| Problem to work on |
Tally the lines in the listing below that contain "https" and report the tally alone.

| Material for this task |
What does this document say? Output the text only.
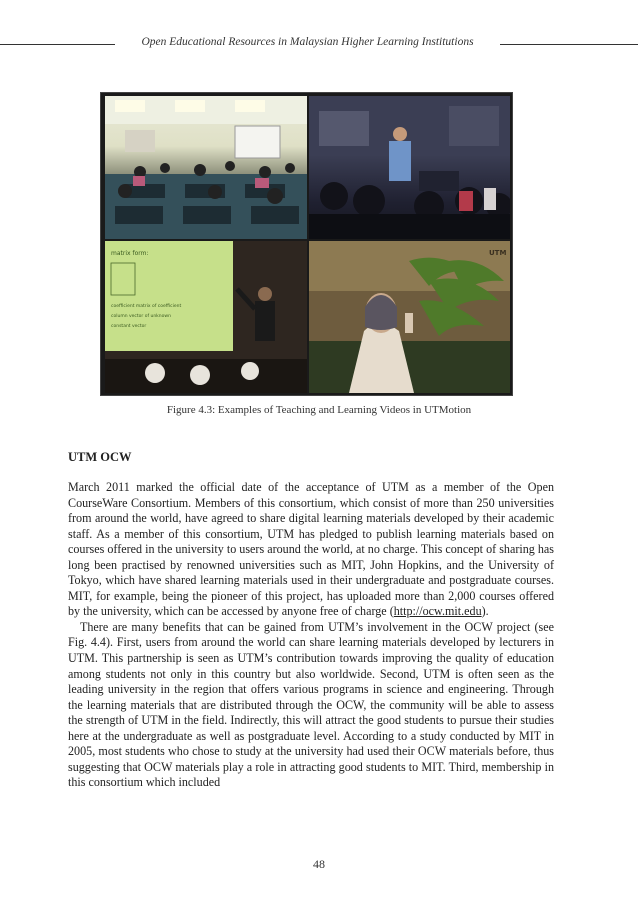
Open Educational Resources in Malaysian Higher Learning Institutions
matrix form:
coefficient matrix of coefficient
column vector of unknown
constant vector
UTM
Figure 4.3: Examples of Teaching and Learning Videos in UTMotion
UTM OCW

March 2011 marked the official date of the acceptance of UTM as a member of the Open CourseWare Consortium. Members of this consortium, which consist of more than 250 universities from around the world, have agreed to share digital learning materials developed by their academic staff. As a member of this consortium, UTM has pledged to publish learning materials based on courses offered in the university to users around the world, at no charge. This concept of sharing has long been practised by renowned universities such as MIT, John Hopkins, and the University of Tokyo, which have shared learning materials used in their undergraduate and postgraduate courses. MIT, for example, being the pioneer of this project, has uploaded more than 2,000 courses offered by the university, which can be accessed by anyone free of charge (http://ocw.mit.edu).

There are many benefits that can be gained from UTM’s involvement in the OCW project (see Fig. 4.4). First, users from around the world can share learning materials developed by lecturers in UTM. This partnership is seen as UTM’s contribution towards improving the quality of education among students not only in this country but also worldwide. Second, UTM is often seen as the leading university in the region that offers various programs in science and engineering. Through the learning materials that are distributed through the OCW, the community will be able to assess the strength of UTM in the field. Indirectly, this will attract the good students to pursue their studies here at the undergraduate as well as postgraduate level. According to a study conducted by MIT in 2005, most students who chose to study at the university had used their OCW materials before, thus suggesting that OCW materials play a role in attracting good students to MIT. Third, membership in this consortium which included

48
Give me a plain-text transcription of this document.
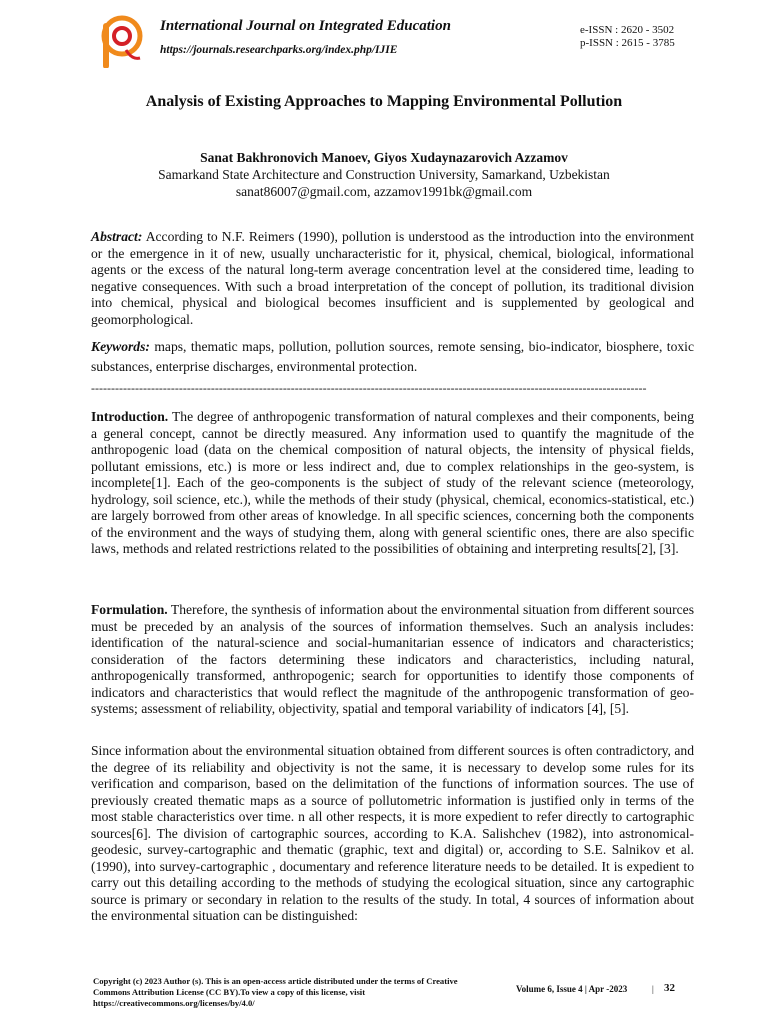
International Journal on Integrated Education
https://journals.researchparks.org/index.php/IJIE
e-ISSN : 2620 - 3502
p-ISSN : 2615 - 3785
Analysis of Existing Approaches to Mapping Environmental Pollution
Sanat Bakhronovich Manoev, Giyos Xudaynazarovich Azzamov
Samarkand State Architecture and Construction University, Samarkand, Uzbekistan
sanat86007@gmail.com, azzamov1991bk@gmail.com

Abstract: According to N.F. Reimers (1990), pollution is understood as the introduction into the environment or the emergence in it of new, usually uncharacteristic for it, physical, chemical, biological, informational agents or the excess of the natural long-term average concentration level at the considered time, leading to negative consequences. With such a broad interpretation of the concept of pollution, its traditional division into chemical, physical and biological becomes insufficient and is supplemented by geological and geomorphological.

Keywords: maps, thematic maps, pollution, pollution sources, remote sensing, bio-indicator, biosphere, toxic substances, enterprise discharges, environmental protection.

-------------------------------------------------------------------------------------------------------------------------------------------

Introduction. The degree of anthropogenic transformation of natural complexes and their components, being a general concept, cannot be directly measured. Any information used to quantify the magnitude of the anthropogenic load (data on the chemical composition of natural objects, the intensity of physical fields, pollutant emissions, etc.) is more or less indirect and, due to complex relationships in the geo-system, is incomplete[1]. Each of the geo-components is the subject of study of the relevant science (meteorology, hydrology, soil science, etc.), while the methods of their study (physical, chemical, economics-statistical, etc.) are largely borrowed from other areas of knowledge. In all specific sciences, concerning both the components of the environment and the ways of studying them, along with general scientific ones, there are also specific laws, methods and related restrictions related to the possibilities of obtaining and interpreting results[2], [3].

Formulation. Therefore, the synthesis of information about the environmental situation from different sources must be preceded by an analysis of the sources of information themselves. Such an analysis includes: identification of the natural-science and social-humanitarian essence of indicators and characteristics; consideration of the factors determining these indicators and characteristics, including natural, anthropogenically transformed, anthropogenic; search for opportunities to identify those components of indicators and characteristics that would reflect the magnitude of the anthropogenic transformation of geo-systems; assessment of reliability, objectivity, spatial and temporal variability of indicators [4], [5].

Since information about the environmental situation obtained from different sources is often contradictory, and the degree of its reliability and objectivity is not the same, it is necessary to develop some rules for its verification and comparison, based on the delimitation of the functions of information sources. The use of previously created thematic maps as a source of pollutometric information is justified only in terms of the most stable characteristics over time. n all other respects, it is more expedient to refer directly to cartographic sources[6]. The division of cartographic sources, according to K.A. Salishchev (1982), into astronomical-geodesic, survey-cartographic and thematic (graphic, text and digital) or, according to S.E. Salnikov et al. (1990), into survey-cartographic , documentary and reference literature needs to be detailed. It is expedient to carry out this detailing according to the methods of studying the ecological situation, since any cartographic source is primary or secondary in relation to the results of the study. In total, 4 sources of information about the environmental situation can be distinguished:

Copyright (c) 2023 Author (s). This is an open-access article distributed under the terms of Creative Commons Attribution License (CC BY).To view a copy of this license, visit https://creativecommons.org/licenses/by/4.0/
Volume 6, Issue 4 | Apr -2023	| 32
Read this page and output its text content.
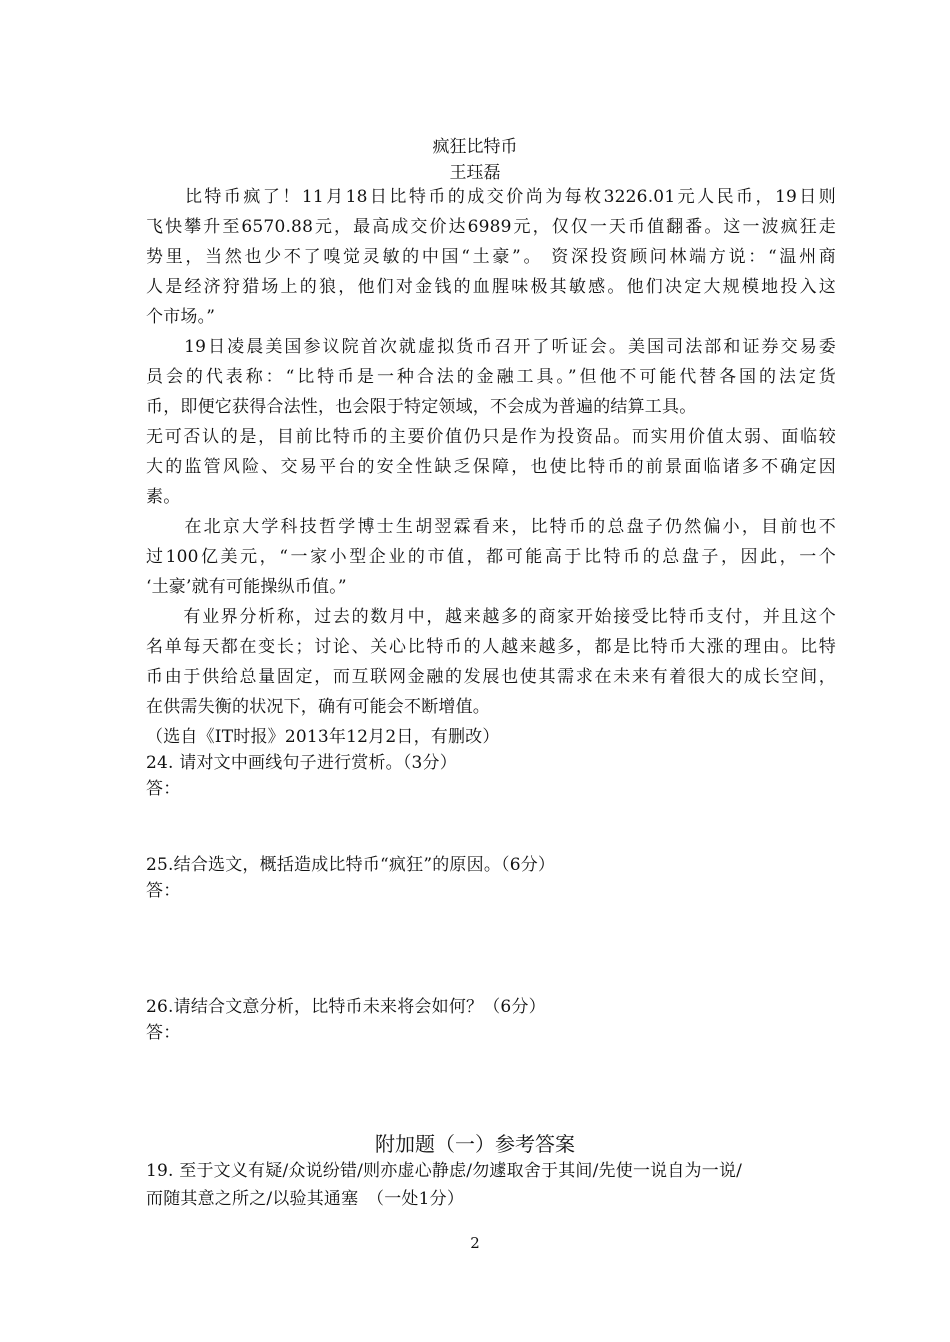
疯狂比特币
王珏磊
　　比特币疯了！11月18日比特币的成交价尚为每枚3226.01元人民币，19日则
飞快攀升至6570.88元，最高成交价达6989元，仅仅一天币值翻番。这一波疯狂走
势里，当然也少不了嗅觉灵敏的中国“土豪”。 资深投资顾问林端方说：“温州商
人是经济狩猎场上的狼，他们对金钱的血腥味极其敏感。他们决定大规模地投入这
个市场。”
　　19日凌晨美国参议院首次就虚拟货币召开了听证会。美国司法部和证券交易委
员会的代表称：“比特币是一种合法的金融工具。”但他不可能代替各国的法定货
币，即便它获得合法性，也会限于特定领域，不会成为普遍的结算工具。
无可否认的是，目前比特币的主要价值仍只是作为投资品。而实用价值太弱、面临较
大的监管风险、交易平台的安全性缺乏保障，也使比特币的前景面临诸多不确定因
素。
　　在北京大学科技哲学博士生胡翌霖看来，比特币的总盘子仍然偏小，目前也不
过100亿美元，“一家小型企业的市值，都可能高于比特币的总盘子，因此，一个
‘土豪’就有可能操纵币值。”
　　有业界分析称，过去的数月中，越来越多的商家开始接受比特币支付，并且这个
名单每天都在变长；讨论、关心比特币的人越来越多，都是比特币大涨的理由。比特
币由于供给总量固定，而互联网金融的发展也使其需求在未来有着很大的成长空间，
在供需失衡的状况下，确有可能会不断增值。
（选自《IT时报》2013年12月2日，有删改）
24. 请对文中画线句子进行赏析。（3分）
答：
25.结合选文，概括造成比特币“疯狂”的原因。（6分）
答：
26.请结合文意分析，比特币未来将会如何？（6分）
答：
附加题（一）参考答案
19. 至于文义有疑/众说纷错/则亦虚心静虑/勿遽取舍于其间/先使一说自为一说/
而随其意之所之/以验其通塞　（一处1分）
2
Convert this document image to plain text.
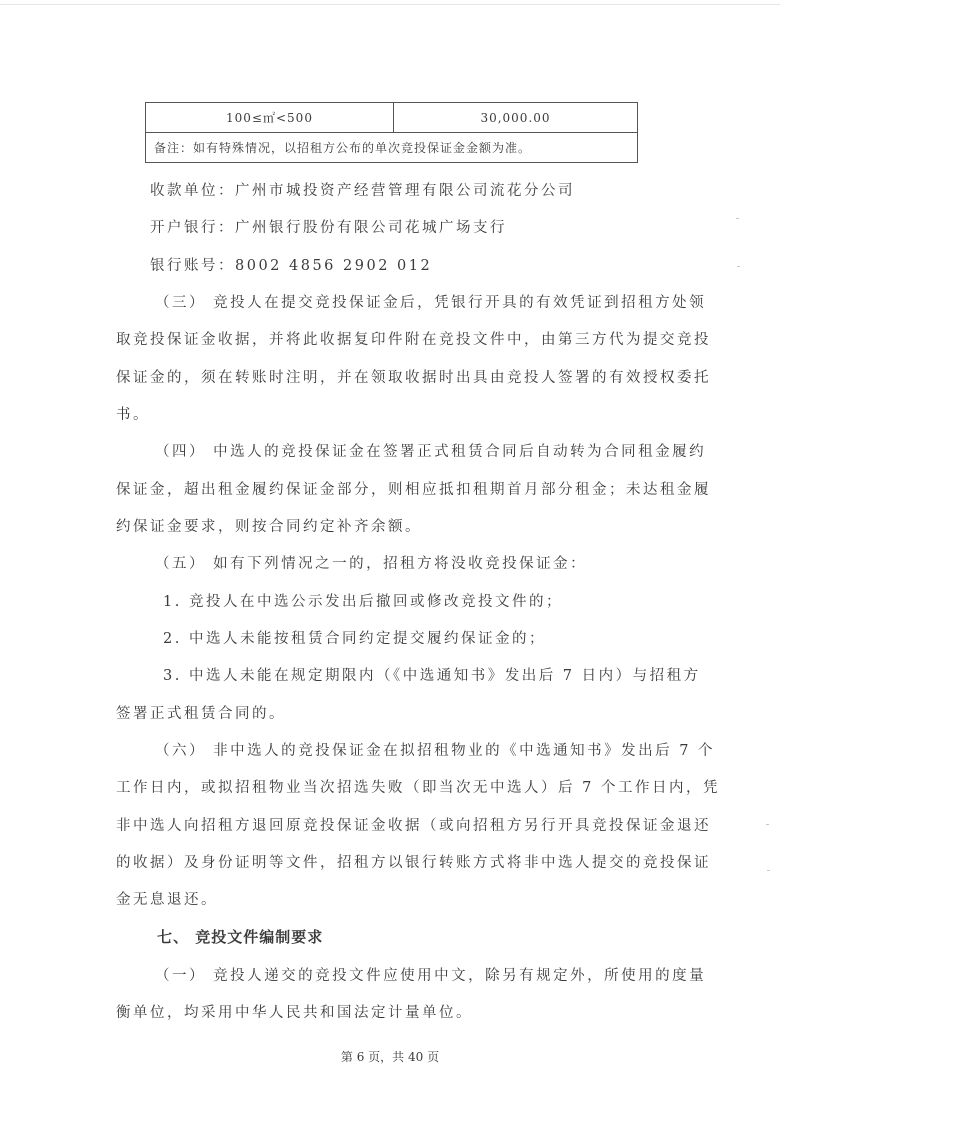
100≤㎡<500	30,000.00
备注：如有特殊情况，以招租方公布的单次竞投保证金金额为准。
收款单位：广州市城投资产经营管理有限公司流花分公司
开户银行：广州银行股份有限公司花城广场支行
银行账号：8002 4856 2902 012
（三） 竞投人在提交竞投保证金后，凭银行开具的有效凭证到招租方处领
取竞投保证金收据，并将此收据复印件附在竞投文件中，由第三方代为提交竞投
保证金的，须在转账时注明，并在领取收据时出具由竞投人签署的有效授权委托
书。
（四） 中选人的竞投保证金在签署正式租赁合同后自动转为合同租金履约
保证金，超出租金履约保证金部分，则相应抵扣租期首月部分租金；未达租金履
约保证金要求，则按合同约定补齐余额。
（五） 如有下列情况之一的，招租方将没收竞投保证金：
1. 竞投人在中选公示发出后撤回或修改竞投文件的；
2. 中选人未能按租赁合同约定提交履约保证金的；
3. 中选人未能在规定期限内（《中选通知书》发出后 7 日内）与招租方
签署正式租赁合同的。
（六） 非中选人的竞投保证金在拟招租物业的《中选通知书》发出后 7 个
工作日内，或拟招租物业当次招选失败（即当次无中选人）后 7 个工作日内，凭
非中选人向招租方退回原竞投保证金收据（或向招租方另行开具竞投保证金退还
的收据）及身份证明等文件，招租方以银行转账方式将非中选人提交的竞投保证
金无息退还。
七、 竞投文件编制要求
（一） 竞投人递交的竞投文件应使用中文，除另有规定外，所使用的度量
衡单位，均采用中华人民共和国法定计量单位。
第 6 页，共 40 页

| Task output |
2